Entries shown =>
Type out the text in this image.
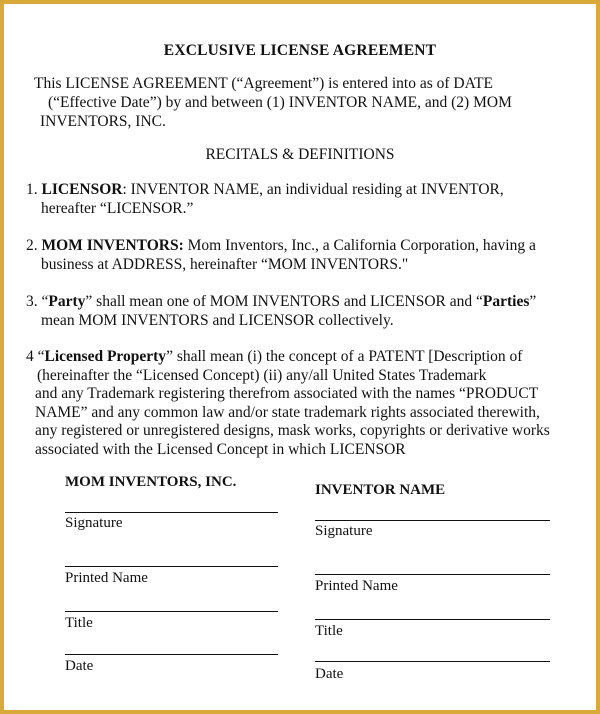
EXCLUSIVE LICENSE AGREEMENT
This LICENSE AGREEMENT (“Agreement”) is entered into as of DATE
(“Effective Date”) by and between (1) INVENTOR NAME, and (2) MOM
INVENTORS, INC.
RECITALS & DEFINITIONS
1. LICENSOR: INVENTOR NAME, an individual residing at INVENTOR,
hereafter “LICENSOR.”
2. MOM INVENTORS: Mom Inventors, Inc., a California Corporation, having a
business at ADDRESS, hereinafter “MOM INVENTORS."
3. “Party” shall mean one of MOM INVENTORS and LICENSOR and “Parties”
mean MOM INVENTORS and LICENSOR collectively.
4 “Licensed Property” shall mean (i) the concept of a PATENT [Description of
(hereinafter the “Licensed Concept) (ii) any/all United States Trademark
and any Trademark registering therefrom associated with the names “PRODUCT
NAME” and any common law and/or state trademark rights associated therewith,
any registered or unregistered designs, mask works, copyrights or derivative works
associated with the Licensed Concept in which LICENSOR
MOM INVENTORS, INC.
Signature
Printed Name
Title
Date
INVENTOR NAME
Signature
Printed Name
Title
Date
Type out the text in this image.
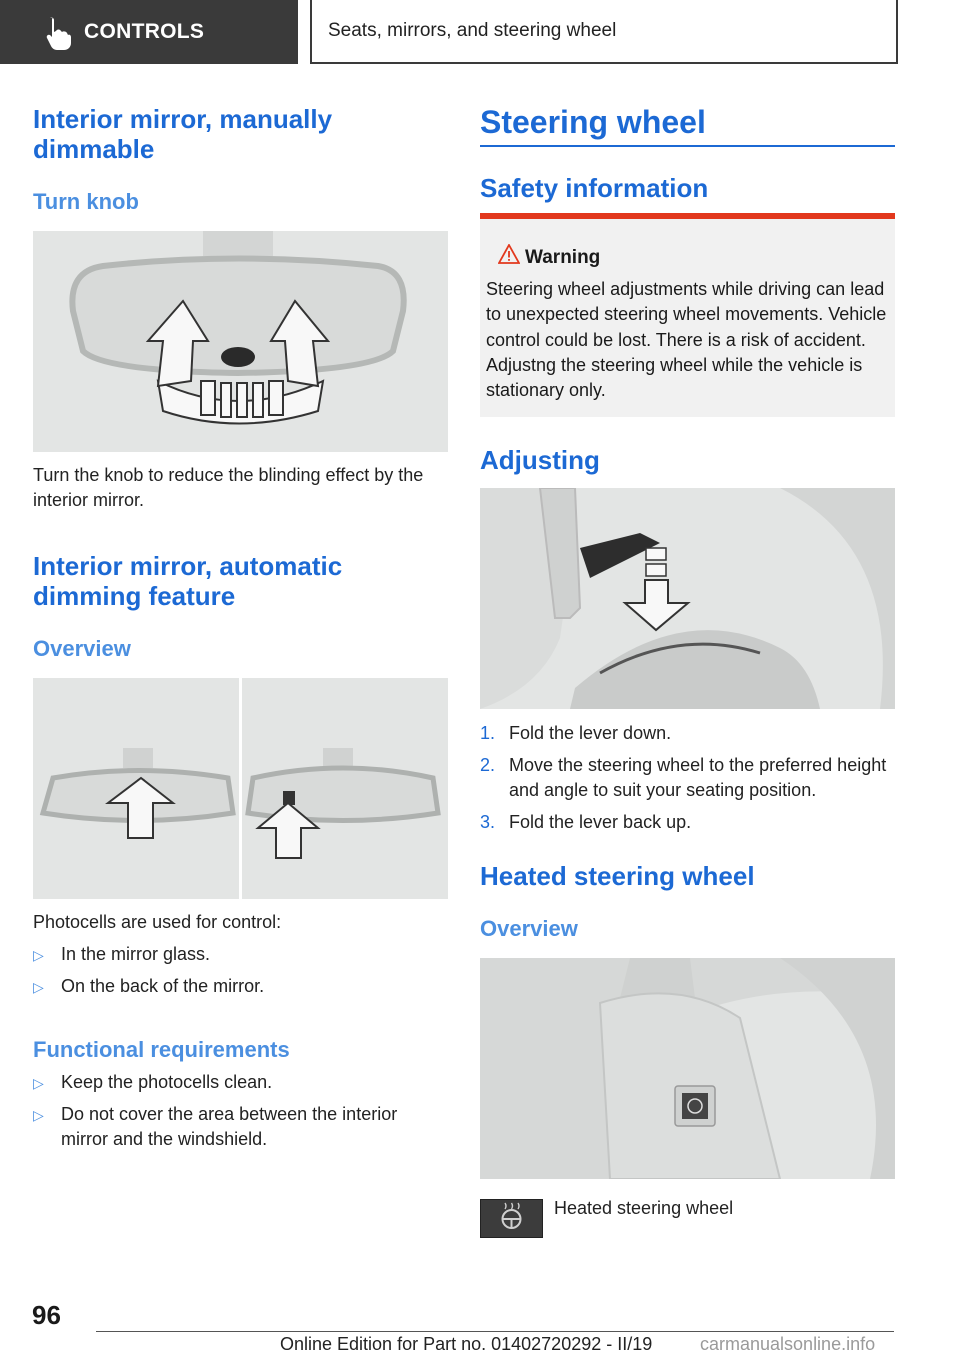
CONTROLS	Seats, mirrors, and steering wheel
Interior mirror, manually dimmable
Turn knob
Turn the knob to reduce the blinding effect by the interior mirror.
Interior mirror, automatic dimming feature
Overview
Photocells are used for control:
▷ In the mirror glass.
▷ On the back of the mirror.
Functional requirements
▷ Keep the photocells clean.
▷ Do not cover the area between the interior mirror and the windshield.
Steering wheel
Safety information
Warning
Steering wheel adjustments while driving can lead to unexpected steering wheel movements. Vehicle control could be lost. There is a risk of accident. Adjustng the steering wheel while the vehicle is stationary only.
Adjusting
1. Fold the lever down.
2. Move the steering wheel to the preferred height and angle to suit your seating position.
3. Fold the lever back up.
Heated steering wheel
Overview
Heated steering wheel
96
Online Edition for Part no. 01402720292 - II/19	carmanualsonline.info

Your objective =>
Leave out the pictures and print each record exactly as it stands.

Answer for this exercise =>
Type out the text in this image.
EXCLUSIVE LICENSE AGREEMENT
This LICENSE AGREEMENT (“Agreement”) is entered into as of DATE
(“Effective Date”) by and between (1) INVENTOR NAME, and (2) MOM
INVENTORS, INC.
RECITALS & DEFINITIONS
1. LICENSOR: INVENTOR NAME, an individual residing at INVENTOR,
hereafter “LICENSOR.”
2. MOM INVENTORS: Mom Inventors, Inc., a California Corporation, having a
business at ADDRESS, hereinafter “MOM INVENTORS."
3. “Party” shall mean one of MOM INVENTORS and LICENSOR and “Parties”
mean MOM INVENTORS and LICENSOR collectively.
4 “Licensed Property” shall mean (i) the concept of a PATENT [Description of
(hereinafter the “Licensed Concept) (ii) any/all United States Trademark
and any Trademark registering therefrom associated with the names “PRODUCT
NAME” and any common law and/or state trademark rights associated therewith,
any registered or unregistered designs, mask works, copyrights or derivative works
associated with the Licensed Concept in which LICENSOR
MOM INVENTORS, INC.
Signature
Printed Name
Title
Date
INVENTOR NAME
Signature
Printed Name
Title
Date
Type out the text in this image.
CONTROLS	Seats, mirrors, and steering wheel
Interior mirror, manually dimmable
Turn knob
Turn the knob to reduce the blinding effect by the interior mirror.
Interior mirror, automatic dimming feature
Overview
Photocells are used for control:
▷ In the mirror glass.
▷ On the back of the mirror.
Functional requirements
▷ Keep the photocells clean.
▷ Do not cover the area between the interior mirror and the windshield.
Steering wheel
Safety information
Warning
Steering wheel adjustments while driving can lead to unexpected steering wheel movements. Vehicle control could be lost. There is a risk of accident. Adjustng the steering wheel while the vehicle is stationary only.
Adjusting
1. Fold the lever down.
2. Move the steering wheel to the preferred height and angle to suit your seating position.
3. Fold the lever back up.
Heated steering wheel
Overview
Heated steering wheel
96
Online Edition for Part no. 01402720292 - II/19	carmanualsonline.info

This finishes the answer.